Scan the entries below and extract each line with the word "from" in it.

::: Data excerpts

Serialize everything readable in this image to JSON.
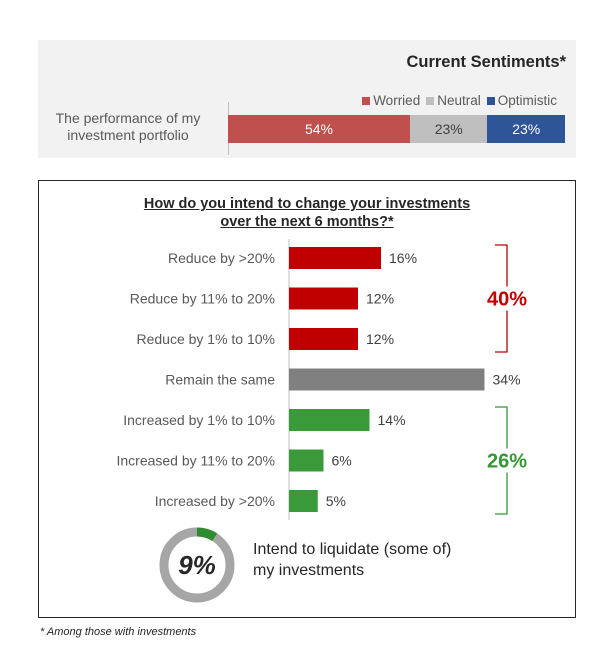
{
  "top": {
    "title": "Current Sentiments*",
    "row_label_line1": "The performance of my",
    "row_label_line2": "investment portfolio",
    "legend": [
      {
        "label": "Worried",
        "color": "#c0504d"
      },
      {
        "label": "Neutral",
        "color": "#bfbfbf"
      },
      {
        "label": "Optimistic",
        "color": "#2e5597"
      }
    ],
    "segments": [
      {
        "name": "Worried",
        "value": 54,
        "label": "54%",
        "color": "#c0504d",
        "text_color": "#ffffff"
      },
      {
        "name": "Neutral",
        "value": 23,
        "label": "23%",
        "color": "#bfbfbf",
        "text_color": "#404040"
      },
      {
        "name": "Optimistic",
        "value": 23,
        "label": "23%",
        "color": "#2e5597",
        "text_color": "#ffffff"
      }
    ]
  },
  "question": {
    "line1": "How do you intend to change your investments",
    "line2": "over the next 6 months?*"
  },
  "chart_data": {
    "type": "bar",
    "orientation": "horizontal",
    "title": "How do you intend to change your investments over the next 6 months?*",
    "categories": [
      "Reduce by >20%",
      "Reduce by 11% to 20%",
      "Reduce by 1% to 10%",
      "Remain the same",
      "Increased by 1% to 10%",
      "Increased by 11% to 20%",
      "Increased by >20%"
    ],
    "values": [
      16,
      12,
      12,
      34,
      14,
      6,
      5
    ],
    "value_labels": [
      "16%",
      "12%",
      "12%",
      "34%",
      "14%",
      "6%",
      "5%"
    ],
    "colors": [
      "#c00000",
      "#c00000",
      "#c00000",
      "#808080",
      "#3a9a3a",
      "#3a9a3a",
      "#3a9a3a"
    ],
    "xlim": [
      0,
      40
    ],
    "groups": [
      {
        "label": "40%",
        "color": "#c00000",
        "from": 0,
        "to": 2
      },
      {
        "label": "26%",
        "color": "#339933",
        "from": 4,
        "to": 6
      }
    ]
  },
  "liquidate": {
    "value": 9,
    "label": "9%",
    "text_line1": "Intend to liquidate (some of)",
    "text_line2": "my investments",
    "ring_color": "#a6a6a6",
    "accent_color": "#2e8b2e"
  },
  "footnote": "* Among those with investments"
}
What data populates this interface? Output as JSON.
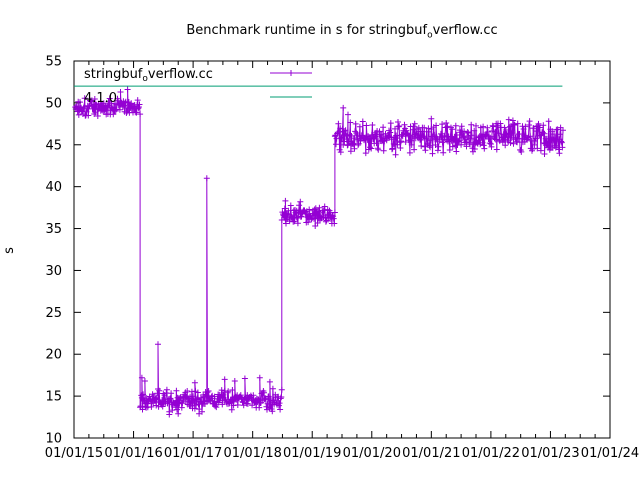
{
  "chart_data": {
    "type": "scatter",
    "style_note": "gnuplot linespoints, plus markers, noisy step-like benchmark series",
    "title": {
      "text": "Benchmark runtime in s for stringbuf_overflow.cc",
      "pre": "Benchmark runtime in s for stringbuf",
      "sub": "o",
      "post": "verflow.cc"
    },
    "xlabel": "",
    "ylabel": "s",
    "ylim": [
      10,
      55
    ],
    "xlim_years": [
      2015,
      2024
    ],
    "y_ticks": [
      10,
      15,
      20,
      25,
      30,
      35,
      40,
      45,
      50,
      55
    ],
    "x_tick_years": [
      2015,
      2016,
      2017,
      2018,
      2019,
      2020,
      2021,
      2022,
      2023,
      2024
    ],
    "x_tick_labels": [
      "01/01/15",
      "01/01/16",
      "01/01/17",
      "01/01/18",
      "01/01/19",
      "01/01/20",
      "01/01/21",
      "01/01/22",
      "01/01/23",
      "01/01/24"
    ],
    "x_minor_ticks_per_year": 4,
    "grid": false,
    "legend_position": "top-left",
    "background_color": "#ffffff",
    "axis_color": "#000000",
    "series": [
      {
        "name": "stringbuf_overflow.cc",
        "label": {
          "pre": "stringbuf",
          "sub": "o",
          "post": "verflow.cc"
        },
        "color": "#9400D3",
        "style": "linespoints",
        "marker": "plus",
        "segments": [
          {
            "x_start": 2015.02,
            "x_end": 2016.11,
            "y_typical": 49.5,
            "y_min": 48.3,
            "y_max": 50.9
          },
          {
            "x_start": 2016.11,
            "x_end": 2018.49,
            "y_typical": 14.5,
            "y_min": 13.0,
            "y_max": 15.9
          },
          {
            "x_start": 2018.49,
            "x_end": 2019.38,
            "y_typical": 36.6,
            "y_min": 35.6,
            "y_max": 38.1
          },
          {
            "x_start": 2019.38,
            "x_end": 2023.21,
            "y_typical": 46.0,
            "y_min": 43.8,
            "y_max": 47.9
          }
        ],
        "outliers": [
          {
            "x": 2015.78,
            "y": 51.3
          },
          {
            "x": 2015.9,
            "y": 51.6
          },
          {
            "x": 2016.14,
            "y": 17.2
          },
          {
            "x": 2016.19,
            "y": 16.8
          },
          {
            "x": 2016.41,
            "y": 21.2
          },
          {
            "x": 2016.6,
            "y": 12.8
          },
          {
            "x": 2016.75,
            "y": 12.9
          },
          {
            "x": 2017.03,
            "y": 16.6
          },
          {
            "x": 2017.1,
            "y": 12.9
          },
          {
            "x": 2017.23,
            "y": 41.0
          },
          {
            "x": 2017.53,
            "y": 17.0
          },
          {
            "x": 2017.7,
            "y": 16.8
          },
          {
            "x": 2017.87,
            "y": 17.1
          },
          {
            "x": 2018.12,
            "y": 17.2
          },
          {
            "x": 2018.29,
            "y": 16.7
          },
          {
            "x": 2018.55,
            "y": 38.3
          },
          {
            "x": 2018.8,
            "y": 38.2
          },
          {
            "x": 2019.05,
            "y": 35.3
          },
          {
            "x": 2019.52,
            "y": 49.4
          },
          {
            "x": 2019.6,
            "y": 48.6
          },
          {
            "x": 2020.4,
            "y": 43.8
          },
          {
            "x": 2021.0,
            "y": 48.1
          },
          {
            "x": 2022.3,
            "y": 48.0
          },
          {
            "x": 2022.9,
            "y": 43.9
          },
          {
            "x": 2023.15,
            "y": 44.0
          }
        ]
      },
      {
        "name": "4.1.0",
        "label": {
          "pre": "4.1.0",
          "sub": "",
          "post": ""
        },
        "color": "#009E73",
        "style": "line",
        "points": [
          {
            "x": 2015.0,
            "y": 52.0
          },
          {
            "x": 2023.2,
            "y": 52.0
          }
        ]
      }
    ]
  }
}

::::::
::: Data excerpts

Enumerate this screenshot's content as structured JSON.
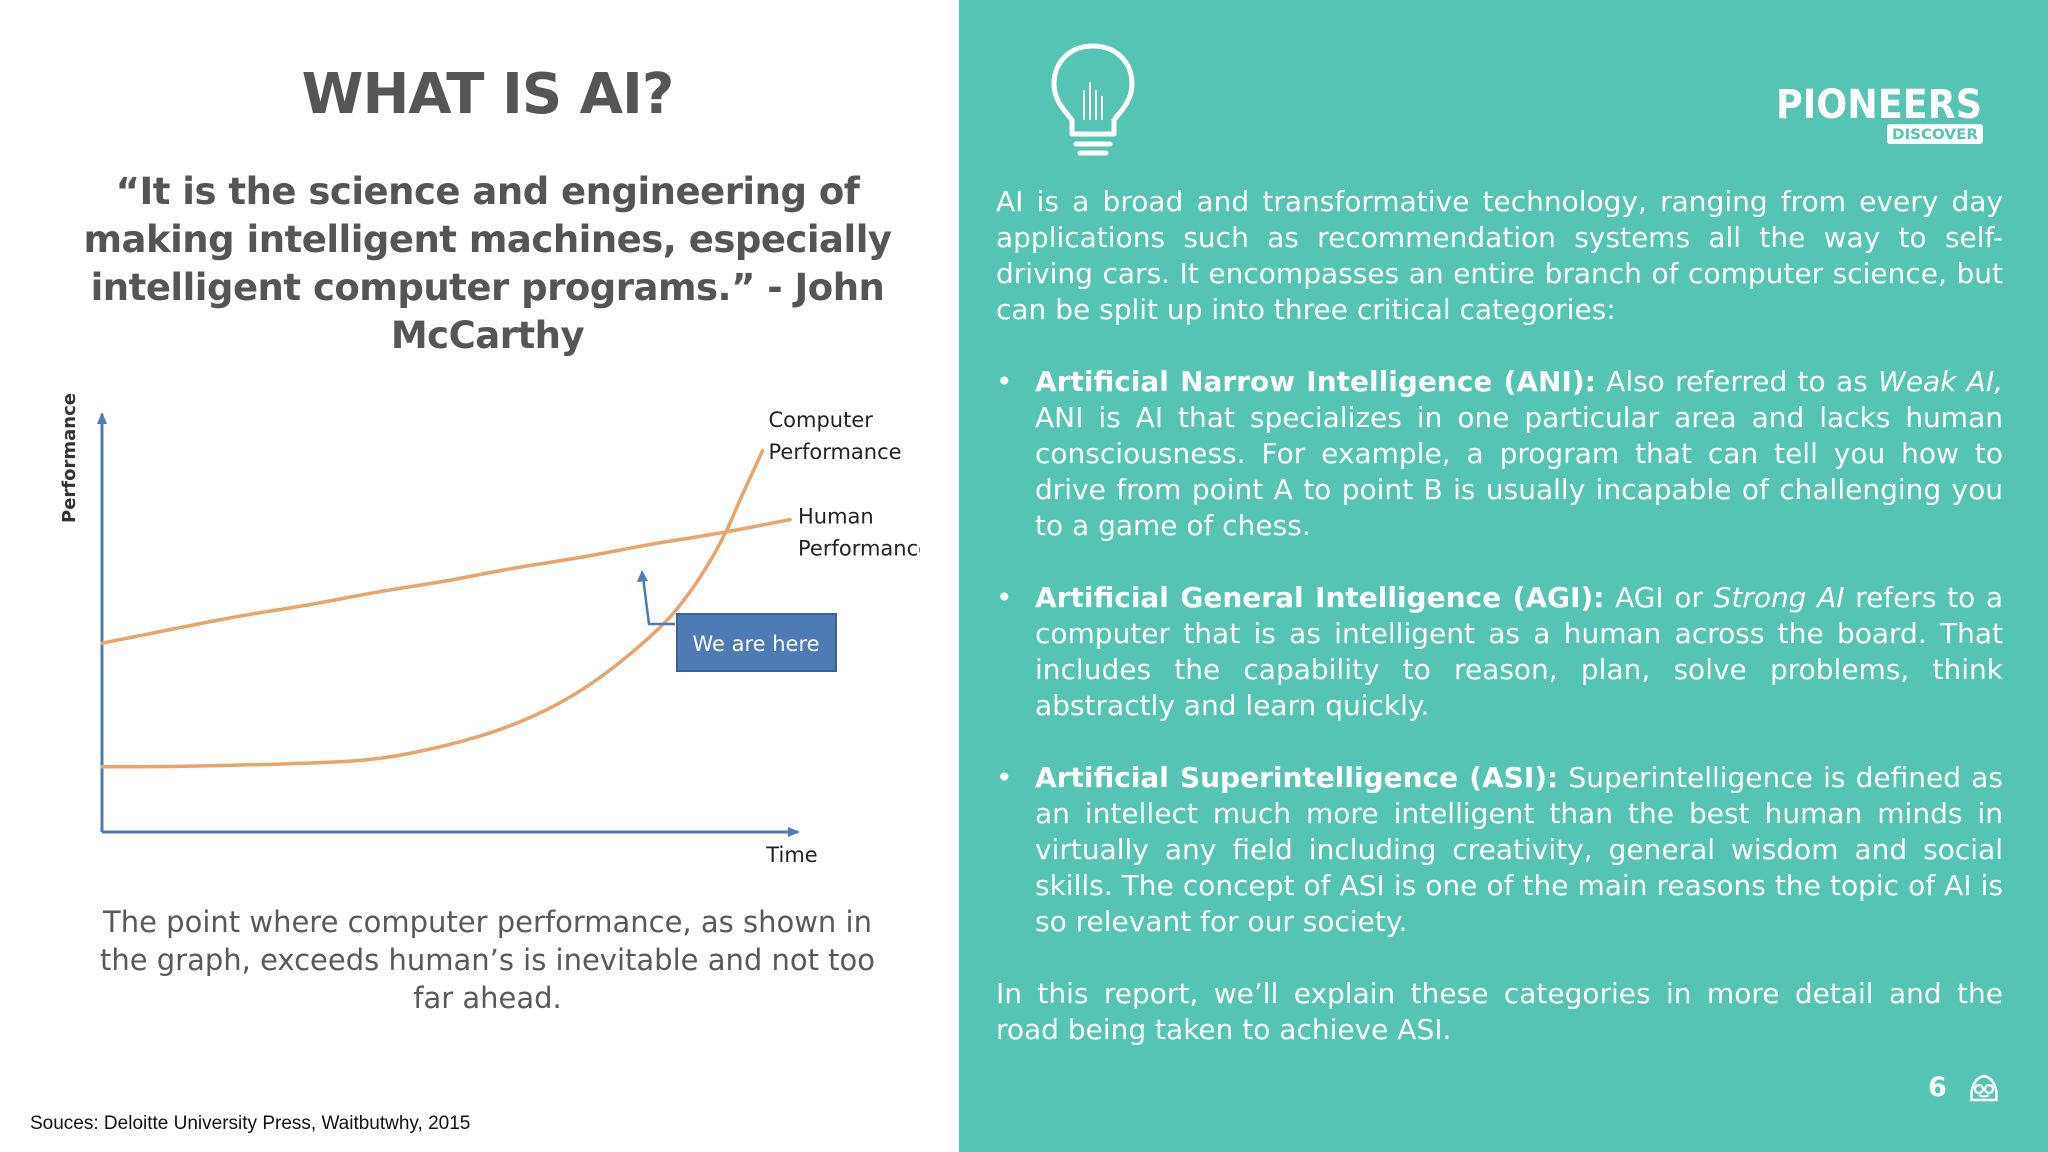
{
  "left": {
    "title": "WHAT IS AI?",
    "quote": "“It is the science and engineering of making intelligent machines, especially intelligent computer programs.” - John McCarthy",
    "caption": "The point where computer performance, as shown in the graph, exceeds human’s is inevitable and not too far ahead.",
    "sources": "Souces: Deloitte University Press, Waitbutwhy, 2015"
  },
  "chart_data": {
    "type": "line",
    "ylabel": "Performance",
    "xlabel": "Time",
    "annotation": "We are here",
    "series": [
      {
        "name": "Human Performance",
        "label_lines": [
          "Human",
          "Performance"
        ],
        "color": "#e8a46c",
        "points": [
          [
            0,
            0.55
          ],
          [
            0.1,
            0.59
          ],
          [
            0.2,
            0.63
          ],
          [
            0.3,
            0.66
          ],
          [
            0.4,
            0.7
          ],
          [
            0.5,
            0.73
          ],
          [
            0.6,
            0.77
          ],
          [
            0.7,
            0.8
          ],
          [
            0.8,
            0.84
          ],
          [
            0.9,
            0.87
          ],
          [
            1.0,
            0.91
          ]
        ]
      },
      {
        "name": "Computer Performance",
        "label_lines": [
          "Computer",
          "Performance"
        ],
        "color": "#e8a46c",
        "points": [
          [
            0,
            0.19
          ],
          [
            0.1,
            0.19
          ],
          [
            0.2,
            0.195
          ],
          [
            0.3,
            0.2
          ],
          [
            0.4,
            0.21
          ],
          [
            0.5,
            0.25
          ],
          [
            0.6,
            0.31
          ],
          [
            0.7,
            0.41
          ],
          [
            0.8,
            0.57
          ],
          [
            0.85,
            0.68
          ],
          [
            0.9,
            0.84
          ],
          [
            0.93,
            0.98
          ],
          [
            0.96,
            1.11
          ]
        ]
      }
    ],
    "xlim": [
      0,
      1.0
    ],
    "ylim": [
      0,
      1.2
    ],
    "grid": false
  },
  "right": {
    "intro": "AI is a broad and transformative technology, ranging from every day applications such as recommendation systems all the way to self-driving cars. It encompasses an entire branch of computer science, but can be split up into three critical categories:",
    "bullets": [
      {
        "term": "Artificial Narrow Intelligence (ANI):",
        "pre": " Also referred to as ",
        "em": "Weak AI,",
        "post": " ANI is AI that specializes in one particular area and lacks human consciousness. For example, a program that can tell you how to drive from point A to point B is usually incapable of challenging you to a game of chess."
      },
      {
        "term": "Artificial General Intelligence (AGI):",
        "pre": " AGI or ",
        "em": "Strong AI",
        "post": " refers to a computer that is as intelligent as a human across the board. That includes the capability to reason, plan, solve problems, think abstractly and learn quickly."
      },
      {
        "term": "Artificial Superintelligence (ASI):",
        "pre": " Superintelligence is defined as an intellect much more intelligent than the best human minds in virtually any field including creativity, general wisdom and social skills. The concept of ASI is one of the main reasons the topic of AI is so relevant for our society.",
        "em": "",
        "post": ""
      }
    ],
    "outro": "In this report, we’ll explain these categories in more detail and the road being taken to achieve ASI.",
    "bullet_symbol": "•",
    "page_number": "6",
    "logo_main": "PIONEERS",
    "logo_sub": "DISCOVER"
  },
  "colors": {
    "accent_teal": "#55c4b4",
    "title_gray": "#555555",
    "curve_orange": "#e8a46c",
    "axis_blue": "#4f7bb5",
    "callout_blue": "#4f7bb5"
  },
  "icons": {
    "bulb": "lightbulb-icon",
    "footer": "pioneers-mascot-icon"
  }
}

::::::

Result for this task:
        "from": 0,
        "from": 4,
    "intro": "AI is a broad and transformative technology, ranging from every day applications such as recommendation systems all the way to self-driving cars. It encompasses an entire branch of computer science, but can be split up into three critical categories:",
        "post": " ANI is AI that specializes in one particular area and lacks human consciousness. For example, a program that can tell you how to drive from point A to point B is usually incapable of challenging you to a game of chess."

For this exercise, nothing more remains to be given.